TASK INSTRUCTIONS
Below are the records. List every line holding the word "Human".

EXTRACTED RECORDS
::::::
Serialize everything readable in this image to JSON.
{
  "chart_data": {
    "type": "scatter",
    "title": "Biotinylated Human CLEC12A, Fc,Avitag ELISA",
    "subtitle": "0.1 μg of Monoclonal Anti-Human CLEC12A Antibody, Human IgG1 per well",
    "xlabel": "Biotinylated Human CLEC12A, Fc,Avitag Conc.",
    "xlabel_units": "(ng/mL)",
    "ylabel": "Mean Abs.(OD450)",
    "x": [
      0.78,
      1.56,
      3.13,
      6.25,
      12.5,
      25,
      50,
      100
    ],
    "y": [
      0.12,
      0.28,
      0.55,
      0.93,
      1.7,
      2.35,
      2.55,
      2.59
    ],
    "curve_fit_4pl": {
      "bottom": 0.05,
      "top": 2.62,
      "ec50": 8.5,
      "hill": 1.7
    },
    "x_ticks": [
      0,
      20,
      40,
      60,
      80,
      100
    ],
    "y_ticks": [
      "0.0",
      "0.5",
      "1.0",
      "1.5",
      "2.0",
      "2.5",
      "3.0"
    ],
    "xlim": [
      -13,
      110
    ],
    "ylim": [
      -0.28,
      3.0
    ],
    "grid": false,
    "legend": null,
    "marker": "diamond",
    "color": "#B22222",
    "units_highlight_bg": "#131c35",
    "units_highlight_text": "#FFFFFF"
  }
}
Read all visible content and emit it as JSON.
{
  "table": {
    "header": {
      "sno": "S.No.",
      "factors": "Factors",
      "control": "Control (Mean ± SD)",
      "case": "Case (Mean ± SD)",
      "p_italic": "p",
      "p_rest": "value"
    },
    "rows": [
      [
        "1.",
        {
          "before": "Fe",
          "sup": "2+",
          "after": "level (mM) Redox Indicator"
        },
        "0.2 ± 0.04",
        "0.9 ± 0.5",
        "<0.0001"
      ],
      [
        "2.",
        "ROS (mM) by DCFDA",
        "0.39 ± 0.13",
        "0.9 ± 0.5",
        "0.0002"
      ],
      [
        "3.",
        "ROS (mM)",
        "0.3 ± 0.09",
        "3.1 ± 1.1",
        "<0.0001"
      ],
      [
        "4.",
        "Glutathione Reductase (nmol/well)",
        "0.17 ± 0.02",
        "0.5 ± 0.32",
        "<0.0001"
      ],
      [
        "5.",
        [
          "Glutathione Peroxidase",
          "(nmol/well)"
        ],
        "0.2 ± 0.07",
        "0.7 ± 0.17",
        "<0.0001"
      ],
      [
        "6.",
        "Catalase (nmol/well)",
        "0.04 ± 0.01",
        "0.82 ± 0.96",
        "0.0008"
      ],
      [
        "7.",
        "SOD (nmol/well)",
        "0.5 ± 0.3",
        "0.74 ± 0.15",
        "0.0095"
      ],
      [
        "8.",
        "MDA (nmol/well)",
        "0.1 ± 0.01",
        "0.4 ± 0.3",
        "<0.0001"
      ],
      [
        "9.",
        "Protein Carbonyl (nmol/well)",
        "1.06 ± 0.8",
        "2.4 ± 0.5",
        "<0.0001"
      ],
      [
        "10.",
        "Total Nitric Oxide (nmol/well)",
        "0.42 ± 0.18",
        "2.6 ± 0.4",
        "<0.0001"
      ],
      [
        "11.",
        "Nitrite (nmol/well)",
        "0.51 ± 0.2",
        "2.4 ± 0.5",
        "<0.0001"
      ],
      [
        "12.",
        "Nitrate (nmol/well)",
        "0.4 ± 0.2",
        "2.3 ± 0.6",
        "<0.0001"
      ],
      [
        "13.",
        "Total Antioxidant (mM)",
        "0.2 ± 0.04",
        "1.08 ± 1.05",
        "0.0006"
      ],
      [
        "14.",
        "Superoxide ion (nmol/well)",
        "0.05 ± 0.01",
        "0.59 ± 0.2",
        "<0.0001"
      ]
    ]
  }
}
::::::
EXERCISE RESULT
    "title": "Biotinylated Human CLEC12A, Fc,Avitag ELISA",
    "subtitle": "0.1 μg of Monoclonal Anti-Human CLEC12A Antibody, Human IgG1 per well",
    "xlabel": "Biotinylated Human CLEC12A, Fc,Avitag Conc.",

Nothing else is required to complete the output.